**What is asked**
Check each line below for the word "серии", and copy those that have it.

**Task inputs**
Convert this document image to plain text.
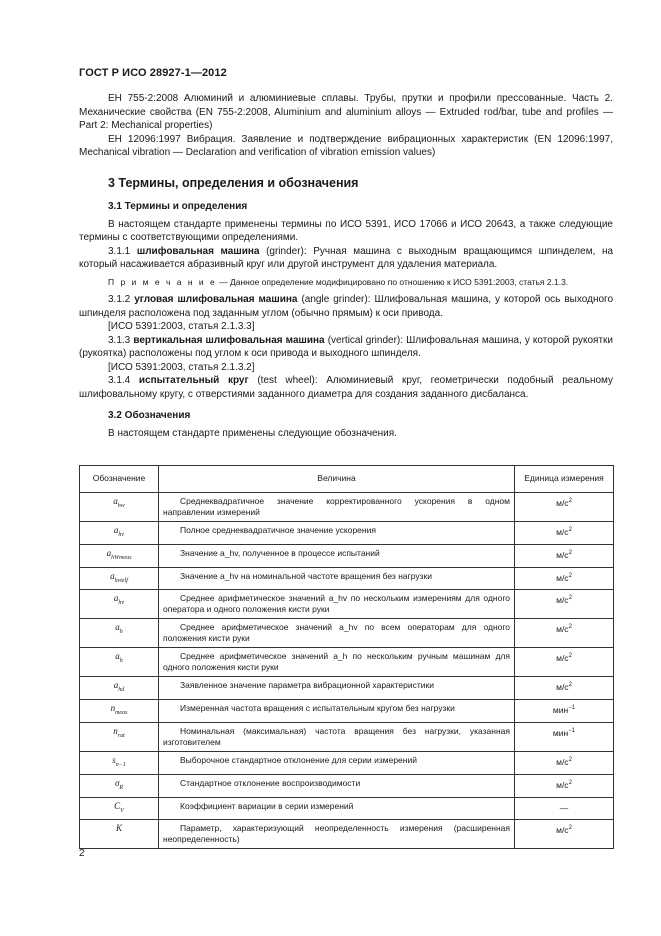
ГОСТ Р ИСО 28927-1—2012

ЕН 755-2:2008 Алюминий и алюминиевые сплавы. Трубы, прутки и профили прессованные. Часть 2. Механические свойства (EN 755-2:2008, Aluminium and aluminium alloys — Extruded rod/bar, tube and profiles — Part 2: Mechanical properties)

ЕН 12096:1997 Вибрация. Заявление и подтверждение вибрационных характеристик (EN 12096:1997, Mechanical vibration — Declaration and verification of vibration emission values)

3 Термины, определения и обозначения
3.1 Термины и определения

В настоящем стандарте применены термины по ИСО 5391, ИСО 17066 и ИСО 20643, а также следующие термины с соответствующими определениями.

3.1.1 шлифовальная машина (grinder): Ручная машина с выходным вращающимся шпинделем, на который насаживается абразивный круг или другой инструмент для удаления материала.

П р и м е ч а н и е — Данное определение модифицировано по отношению к ИСО 5391:2003, статья 2.1.3.

3.1.2 угловая шлифовальная машина (angle grinder): Шлифовальная машина, у которой ось выходного шпинделя расположена под заданным углом (обычно прямым) к оси привода.

[ИСО 5391:2003, статья 2.1.3.3]

3.1.3 вертикальная шлифовальная машина (vertical grinder): Шлифовальная машина, у которой рукоятки (рукоятка) расположены под углом к оси привода и выходного шпинделя.

[ИСО 5391:2003, статья 2.1.3.2]

3.1.4 испытательный круг (test wheel): Алюминиевый круг, геометрически подобный реальному шлифовальному кругу, с отверстиями заданного диаметра для создания заданного дисбаланса.

3.2 Обозначения

В настоящем стандарте применены следующие обозначения.

Обозначение	Величина	Единица измерения
$a_{hw}$	Среднеквадратичное значение корректированного ускорения в одном направлении измерений	$м/с^2$
$a_{hv}$	Полное среднеквадратичное значение ускорения	$м/с^2$
$a_{hWmeas}$	Значение a_hv, полученное в процессе испытаний	$м/с^2$
$a_{hvtelf}$	Значение a_hv на номинальной частоте вращения без нагрузки	$м/с^2$
$a_{hv}$	Среднее арифметическое значений a_hv по нескольким измерениям для одного оператора и одного положения кисти руки	$м/с^2$
$a_h$	Среднее арифметическое значений a_hv по всем операторам для одного положения кисти руки	$м/с^2$
$a_h$	Среднее арифметическое значений a_h по нескольким ручным машинам для одного положения кисти руки	$м/с^2$
$a_{hd}$	Заявленное значение параметра вибрационной характеристики	$м/с^2$
$n_{meas}$	Измеренная частота вращения с испытательным кругом без нагрузки	мин$^{-1}$
$n_{rat}$	Номинальная (максимальная) частота вращения без нагрузки, указанная изготовителем	мин$^{-1}$
$s_{n-1}$	Выборочное стандартное отклонение для серии измерений	$м/с^2$
$\sigma_R$	Стандартное отклонение воспроизводимости	$м/с^2$
$C_V$	Коэффициент вариации в серии измерений	—
K	Параметр, характеризующий неопределенность измерения (расширенная неопределенность)	$м/с^2$
2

**Completed task**
$s_{n-1}$	Выборочное стандартное отклонение для серии измерений	$м/с^2$
$C_V$	Коэффициент вариации в серии измерений	—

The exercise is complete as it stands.